WHAT IS NEEDED — Each line that holds the word "ALVORADA" is to be identified and copied.

━━━ RECORDS PROVIDED

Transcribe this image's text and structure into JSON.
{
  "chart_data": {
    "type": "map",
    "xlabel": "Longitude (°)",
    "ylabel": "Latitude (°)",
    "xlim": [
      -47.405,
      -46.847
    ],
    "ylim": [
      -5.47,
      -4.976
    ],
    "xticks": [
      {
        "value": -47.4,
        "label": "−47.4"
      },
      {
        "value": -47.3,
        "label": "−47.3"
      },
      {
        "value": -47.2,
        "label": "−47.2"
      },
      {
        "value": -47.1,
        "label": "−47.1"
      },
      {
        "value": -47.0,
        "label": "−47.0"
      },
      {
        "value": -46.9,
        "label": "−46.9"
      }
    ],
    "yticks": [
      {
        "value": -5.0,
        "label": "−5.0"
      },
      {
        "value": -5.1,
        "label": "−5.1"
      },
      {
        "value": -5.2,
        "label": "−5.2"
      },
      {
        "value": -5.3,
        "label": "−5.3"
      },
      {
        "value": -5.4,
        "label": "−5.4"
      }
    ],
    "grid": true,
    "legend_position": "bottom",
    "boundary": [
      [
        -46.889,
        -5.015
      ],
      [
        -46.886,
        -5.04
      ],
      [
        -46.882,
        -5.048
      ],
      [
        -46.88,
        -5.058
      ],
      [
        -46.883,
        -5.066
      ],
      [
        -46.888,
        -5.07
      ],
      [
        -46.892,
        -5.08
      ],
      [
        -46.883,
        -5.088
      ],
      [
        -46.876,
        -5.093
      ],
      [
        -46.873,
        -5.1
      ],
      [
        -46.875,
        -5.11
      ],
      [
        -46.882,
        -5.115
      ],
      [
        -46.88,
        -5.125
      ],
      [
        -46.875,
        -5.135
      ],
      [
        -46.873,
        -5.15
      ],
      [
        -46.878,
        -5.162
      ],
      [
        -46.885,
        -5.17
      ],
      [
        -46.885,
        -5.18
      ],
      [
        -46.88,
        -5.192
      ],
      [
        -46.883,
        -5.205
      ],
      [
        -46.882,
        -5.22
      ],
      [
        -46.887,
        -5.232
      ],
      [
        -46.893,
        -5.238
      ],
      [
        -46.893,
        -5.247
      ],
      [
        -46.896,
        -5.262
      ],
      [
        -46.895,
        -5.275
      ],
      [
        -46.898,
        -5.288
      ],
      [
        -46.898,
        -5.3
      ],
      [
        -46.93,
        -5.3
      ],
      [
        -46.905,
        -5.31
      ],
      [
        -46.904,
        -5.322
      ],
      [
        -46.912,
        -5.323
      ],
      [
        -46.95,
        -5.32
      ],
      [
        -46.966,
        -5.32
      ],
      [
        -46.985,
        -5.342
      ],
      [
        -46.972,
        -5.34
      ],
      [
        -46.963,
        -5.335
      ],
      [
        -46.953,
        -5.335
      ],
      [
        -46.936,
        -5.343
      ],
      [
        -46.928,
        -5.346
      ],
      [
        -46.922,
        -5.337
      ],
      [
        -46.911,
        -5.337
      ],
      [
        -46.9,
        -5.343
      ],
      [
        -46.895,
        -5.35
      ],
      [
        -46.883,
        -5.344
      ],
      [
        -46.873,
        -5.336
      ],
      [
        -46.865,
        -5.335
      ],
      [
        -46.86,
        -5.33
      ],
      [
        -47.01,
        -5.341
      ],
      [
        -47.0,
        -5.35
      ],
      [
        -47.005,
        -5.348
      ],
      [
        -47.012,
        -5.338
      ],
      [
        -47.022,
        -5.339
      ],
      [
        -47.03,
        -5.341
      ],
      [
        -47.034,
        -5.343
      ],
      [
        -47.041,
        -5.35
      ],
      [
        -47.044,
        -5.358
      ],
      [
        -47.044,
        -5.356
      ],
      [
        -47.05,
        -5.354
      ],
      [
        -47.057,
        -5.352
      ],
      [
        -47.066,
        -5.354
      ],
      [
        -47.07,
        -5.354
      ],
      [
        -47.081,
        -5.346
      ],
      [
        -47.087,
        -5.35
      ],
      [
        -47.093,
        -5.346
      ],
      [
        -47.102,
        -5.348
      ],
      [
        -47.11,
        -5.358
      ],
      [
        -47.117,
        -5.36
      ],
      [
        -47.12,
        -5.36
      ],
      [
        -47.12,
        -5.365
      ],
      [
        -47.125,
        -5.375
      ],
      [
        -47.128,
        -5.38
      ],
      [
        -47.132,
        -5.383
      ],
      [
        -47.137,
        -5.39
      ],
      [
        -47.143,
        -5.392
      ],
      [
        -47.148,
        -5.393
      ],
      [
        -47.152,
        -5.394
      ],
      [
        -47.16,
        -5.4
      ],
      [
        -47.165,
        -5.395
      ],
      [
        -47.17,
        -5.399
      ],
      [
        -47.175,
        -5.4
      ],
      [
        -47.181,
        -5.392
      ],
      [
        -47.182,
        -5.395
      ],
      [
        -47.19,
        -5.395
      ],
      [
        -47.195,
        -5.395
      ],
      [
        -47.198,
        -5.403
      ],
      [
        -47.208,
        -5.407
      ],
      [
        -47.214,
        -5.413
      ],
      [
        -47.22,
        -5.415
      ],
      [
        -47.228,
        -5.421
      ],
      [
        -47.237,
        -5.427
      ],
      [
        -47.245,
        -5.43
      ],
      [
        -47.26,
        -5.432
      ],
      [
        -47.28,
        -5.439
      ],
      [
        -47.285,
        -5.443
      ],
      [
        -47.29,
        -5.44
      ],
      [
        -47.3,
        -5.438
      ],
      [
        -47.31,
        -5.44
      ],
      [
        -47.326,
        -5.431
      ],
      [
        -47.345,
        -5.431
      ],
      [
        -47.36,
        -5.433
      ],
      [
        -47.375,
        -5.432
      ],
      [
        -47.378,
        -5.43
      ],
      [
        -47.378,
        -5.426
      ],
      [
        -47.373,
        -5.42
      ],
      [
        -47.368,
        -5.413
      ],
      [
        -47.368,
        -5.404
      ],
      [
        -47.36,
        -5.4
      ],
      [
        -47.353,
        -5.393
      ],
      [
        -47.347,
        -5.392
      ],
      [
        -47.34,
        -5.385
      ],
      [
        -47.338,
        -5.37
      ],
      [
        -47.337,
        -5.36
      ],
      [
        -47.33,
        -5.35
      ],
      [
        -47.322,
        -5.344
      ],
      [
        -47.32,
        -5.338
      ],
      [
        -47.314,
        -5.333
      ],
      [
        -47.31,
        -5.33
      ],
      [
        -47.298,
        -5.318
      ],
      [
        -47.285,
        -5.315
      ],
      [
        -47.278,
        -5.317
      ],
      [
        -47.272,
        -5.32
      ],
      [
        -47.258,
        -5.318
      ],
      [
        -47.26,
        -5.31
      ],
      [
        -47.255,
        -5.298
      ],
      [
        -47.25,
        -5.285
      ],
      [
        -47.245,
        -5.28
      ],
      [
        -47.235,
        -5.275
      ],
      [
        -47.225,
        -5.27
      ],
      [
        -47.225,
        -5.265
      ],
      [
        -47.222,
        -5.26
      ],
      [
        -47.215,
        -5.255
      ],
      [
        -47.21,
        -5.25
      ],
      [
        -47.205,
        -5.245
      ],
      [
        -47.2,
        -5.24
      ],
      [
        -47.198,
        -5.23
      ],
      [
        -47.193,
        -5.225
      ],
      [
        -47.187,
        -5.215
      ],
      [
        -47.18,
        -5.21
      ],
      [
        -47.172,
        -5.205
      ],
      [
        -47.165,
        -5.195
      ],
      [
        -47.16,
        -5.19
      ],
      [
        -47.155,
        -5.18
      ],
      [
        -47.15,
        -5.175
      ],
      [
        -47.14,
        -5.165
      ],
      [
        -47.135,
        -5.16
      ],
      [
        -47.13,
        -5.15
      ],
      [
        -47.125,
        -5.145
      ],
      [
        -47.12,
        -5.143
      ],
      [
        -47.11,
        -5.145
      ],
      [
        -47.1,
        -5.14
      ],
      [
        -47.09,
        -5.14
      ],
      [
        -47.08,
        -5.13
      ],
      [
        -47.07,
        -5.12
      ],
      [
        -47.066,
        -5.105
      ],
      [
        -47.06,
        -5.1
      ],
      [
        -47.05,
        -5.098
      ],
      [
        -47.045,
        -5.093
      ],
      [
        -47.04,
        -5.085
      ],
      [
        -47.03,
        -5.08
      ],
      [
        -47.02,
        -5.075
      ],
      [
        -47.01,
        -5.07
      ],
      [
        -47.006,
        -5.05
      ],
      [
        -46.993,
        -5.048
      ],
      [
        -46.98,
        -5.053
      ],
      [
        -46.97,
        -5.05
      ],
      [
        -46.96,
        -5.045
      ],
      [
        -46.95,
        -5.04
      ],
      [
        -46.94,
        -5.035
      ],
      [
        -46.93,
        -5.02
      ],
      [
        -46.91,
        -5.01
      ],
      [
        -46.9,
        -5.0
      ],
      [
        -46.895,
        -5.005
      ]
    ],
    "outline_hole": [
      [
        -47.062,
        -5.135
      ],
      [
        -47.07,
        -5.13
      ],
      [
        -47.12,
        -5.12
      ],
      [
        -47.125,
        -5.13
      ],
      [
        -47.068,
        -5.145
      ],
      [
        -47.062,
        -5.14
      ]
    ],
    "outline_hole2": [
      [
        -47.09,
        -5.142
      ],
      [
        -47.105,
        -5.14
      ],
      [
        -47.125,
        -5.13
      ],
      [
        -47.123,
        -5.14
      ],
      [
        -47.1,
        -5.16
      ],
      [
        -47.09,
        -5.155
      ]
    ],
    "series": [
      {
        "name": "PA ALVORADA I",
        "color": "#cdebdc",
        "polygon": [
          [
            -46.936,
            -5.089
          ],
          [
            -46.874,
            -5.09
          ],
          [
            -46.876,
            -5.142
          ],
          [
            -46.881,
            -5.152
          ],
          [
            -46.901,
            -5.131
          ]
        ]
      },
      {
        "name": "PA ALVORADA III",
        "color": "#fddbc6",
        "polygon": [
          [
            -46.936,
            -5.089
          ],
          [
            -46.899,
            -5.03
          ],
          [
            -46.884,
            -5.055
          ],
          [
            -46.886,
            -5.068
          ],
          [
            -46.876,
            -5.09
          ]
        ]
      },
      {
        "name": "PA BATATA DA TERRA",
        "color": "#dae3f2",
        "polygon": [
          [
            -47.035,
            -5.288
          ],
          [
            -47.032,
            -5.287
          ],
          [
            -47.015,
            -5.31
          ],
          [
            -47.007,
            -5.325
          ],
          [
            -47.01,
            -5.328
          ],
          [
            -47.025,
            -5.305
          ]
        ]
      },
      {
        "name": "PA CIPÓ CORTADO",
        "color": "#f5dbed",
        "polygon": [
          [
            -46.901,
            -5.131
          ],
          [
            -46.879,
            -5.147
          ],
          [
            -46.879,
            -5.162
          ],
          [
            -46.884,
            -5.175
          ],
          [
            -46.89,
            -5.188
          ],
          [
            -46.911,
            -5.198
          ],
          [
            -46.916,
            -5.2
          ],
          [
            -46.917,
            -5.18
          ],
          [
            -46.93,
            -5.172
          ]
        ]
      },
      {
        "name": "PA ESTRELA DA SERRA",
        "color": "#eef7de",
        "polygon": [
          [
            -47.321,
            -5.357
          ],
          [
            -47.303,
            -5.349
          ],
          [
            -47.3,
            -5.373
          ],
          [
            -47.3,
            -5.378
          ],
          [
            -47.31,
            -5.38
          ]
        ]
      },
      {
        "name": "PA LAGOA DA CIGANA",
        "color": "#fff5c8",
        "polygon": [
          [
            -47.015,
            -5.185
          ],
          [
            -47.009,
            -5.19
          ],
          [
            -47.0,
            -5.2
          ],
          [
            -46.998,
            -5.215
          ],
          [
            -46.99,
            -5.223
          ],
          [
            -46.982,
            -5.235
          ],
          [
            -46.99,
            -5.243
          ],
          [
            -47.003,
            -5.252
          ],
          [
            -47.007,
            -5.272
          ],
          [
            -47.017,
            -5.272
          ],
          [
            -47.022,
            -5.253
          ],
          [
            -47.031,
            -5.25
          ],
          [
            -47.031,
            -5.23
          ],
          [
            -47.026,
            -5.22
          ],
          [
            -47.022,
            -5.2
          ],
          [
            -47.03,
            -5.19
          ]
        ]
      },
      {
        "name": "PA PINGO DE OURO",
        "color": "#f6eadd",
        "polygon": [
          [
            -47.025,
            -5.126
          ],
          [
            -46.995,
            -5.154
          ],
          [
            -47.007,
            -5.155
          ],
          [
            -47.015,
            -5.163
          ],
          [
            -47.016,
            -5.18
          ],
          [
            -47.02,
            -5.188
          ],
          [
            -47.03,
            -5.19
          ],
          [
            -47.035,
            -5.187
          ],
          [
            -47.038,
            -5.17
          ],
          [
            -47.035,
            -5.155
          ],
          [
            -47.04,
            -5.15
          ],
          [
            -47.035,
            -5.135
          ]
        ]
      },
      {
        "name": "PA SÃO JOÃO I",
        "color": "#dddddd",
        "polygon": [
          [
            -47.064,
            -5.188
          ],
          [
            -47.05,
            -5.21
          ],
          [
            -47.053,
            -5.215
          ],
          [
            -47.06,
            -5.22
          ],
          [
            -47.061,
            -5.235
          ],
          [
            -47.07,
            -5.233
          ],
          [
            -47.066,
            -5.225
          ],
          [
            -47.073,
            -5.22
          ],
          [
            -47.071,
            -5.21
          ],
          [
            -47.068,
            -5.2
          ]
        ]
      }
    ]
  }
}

━━━━━━

EXERCISE OUTPUT —
        "name": "PA ALVORADA I",
        "name": "PA ALVORADA III",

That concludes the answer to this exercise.